> [Work to do]
Return every record verbatim.

>> begin

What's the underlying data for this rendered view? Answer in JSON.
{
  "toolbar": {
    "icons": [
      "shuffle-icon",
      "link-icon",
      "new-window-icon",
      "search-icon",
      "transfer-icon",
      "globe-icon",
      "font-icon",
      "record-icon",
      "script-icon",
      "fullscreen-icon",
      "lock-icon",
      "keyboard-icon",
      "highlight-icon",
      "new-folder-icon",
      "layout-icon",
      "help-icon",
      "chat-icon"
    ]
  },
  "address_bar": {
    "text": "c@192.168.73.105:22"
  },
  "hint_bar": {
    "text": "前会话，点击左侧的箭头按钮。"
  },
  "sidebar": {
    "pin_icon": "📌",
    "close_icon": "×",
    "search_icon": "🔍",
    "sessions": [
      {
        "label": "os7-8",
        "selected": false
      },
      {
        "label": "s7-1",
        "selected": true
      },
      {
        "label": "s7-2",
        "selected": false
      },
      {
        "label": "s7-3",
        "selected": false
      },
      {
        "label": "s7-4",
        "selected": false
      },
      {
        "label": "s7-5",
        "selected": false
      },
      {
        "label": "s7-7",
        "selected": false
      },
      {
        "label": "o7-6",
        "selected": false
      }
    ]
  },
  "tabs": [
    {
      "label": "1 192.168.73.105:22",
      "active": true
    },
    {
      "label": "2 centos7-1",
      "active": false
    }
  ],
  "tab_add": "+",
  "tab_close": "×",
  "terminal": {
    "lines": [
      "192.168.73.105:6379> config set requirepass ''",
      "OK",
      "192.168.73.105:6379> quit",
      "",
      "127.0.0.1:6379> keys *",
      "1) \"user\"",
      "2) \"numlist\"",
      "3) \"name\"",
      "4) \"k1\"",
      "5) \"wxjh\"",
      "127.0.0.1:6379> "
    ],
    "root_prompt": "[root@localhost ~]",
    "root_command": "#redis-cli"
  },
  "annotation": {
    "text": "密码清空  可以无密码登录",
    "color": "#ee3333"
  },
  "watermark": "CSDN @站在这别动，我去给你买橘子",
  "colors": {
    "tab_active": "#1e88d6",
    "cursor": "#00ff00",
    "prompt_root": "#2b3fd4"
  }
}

>> end

> [Task response]
What's the underlying data for this rendered view? Answer in JSON.
{
  "toolbar": {
    "icons": [
      "shuffle-icon",
      "link-icon",
      "new-window-icon",
      "search-icon",
      "transfer-icon",
      "globe-icon",
      "font-icon",
      "record-icon",
      "script-icon",
      "fullscreen-icon",
      "lock-icon",
      "keyboard-icon",
      "highlight-icon",
      "new-folder-icon",
      "layout-icon",
      "help-icon",
      "chat-icon"
    ]
  },
  "address_bar": {
    "text": "c@192.168.73.105:22"
  },
  "hint_bar": {
    "text": "前会话，点击左侧的箭头按钮。"
  },
  "sidebar": {
    "pin_icon": "📌",
    "close_icon": "×",
    "search_icon": "🔍",
    "sessions": [
      {
        "label": "os7-8",
        "selected": false
      },
      {
        "label": "s7-1",
        "selected": true
      },
      {
        "label": "s7-2",
        "selected": false
      },
      {
        "label": "s7-3",
        "selected": false
      },
      {
        "label": "s7-4",
        "selected": false
      },
      {
        "label": "s7-5",
        "selected": false
      },
      {
        "label": "s7-7",
        "selected": false
      },
      {
        "label": "o7-6",
        "selected": false
      }
    ]
  },
  "tabs": [
    {
      "label": "1 192.168.73.105:22",
      "active": true
    },
    {
      "label": "2 centos7-1",
      "active": false
    }
  ],
  "tab_add": "+",
  "tab_close": "×",
  "terminal": {
    "lines": [
      "192.168.73.105:6379> config set requirepass ''",
      "OK",
      "192.168.73.105:6379> quit",
      "",
      "127.0.0.1:6379> keys *",
      "1) \"user\"",
      "2) \"numlist\"",
      "3) \"name\"",
      "4) \"k1\"",
      "5) \"wxjh\"",
      "127.0.0.1:6379> "
    ],
    "root_prompt": "[root@localhost ~]",
    "root_command": "#redis-cli"
  },
  "annotation": {
    "text": "密码清空  可以无密码登录",
    "color": "#ee3333"
  },
  "watermark": "CSDN @站在这别动，我去给你买橘子",
  "colors": {
    "tab_active": "#1e88d6",
    "cursor": "#00ff00",
    "prompt_root": "#2b3fd4"
  }
}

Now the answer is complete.